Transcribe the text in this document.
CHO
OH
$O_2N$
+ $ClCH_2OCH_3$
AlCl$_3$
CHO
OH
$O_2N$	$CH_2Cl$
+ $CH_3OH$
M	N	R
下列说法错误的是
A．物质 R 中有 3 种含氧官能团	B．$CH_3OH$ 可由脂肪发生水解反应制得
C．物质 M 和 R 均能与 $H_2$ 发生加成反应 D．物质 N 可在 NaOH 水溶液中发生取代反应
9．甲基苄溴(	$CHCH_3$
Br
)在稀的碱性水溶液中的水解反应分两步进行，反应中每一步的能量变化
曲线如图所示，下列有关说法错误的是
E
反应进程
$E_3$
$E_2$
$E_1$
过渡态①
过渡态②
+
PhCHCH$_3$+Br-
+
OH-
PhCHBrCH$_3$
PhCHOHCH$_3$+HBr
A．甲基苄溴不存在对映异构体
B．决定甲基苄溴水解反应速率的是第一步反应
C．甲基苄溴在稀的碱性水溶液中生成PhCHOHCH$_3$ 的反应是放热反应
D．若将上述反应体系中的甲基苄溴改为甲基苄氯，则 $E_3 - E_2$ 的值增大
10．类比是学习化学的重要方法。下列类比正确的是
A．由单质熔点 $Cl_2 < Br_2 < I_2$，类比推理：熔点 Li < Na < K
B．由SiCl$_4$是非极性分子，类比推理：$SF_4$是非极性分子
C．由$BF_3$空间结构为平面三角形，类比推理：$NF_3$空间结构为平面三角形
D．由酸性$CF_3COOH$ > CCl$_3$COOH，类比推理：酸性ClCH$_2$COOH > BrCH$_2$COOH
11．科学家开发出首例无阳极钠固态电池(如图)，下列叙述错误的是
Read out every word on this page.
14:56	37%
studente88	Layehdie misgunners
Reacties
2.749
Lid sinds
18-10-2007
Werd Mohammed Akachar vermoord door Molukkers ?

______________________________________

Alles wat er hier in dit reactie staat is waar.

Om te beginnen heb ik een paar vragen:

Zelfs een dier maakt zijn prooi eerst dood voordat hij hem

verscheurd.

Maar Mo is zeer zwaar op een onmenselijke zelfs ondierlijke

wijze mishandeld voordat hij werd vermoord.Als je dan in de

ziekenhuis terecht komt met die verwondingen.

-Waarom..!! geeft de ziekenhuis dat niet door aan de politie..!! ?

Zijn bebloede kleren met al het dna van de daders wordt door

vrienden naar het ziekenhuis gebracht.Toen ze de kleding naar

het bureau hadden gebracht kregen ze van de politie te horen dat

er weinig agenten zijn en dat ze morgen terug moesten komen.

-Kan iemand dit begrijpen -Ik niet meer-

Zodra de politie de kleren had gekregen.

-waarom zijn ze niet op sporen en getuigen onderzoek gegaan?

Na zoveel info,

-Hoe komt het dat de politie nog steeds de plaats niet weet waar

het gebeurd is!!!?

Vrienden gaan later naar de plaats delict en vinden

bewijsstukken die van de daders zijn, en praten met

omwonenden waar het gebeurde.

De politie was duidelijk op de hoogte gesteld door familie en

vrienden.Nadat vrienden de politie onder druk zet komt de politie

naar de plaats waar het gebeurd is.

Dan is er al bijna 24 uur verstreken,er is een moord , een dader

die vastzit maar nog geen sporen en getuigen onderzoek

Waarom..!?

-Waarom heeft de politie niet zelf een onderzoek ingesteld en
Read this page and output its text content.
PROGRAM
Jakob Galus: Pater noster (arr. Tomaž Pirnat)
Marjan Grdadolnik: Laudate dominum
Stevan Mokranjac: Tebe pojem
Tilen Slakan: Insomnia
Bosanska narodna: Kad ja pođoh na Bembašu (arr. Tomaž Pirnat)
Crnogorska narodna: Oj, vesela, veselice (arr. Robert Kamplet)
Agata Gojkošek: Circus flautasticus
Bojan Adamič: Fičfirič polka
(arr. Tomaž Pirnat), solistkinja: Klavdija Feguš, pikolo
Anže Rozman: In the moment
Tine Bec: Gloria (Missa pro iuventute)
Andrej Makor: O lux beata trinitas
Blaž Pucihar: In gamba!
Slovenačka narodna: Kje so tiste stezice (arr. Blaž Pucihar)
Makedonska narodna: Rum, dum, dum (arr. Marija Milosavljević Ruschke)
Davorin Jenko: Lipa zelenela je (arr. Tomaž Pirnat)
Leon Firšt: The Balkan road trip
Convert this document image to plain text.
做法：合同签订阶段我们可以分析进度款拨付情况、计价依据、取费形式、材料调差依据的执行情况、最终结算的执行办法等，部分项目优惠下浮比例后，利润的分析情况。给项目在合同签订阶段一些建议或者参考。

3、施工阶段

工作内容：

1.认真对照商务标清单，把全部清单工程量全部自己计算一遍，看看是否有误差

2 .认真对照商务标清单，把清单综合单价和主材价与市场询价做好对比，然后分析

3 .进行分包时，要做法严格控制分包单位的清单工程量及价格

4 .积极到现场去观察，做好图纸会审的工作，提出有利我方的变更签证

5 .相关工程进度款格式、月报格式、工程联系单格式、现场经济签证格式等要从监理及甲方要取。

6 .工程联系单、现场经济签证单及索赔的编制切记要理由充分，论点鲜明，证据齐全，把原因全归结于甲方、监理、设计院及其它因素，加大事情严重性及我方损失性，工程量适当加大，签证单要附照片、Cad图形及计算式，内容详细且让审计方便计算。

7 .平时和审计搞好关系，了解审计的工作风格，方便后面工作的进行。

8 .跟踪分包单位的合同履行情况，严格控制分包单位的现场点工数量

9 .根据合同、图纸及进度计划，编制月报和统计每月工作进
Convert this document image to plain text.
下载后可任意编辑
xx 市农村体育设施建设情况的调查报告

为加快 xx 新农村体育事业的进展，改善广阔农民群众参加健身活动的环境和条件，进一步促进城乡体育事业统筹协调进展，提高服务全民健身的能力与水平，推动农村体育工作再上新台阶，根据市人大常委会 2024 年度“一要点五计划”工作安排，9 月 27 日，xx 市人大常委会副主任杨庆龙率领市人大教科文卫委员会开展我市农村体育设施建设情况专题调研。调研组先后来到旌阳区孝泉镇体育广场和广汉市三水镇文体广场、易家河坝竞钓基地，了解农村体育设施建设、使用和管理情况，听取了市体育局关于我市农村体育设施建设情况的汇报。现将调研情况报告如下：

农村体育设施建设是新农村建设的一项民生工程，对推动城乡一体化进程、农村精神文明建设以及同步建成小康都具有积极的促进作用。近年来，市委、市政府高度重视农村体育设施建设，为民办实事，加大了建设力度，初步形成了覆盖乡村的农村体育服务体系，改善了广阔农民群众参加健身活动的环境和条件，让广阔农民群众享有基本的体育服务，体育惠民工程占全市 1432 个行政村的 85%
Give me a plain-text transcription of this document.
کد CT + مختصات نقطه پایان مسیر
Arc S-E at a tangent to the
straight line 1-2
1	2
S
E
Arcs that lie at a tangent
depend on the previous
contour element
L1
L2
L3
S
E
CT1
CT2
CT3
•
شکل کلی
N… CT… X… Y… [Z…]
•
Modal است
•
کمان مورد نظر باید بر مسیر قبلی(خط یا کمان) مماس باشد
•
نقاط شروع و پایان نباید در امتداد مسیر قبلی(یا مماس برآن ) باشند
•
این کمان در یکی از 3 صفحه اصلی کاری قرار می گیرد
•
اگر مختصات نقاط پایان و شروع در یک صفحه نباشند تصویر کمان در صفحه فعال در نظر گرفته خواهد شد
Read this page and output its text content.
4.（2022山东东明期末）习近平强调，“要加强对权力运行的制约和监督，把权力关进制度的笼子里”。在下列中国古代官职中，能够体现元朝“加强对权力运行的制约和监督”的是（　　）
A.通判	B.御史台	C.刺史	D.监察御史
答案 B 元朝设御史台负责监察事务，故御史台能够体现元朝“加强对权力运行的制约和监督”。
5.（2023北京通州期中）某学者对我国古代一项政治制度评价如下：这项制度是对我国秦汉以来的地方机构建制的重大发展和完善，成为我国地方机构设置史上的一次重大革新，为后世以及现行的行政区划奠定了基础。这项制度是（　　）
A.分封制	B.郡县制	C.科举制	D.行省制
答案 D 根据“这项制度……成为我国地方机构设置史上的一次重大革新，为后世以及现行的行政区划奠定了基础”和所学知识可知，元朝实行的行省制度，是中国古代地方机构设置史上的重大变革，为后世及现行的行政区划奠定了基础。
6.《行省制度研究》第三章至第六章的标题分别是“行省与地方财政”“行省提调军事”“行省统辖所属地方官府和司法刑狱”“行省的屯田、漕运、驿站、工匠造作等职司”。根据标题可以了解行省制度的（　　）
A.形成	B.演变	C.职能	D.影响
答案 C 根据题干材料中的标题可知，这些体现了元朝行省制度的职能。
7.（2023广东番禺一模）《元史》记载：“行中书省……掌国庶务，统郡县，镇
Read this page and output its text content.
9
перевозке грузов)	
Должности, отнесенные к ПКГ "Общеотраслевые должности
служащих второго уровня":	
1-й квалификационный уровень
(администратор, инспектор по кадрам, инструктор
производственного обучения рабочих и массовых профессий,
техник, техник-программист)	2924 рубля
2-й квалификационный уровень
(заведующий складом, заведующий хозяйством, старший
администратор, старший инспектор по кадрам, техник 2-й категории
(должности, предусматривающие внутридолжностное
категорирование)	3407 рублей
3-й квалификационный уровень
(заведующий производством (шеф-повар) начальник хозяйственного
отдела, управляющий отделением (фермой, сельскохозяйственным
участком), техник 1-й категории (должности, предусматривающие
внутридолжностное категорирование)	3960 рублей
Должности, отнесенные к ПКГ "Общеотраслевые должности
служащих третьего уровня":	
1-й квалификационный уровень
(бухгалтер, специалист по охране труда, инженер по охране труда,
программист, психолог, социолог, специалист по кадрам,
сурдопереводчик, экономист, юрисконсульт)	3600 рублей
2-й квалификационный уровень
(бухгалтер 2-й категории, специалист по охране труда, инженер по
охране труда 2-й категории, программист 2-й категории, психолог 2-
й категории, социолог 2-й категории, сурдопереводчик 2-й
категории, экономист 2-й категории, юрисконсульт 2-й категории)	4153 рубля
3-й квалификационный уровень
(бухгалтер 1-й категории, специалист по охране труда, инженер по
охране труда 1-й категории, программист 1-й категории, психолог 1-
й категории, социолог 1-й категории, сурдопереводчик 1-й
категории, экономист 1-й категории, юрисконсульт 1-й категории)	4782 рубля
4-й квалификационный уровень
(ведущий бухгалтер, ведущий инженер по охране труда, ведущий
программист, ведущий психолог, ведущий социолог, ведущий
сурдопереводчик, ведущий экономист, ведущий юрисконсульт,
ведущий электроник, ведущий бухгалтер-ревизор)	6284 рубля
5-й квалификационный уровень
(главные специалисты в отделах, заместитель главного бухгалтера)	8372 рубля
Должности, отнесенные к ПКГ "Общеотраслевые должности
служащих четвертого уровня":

══════════════════════════════

• _SHORT EXERCISE_: Pull out all lines containing "قبلی".

• _TASK OUTPUT_:
کمان مورد نظر باید بر مسیر قبلی(خط یا کمان) مماس باشد
نقاط شروع و پایان نباید در امتداد مسیر قبلی(یا مماس برآن ) باشند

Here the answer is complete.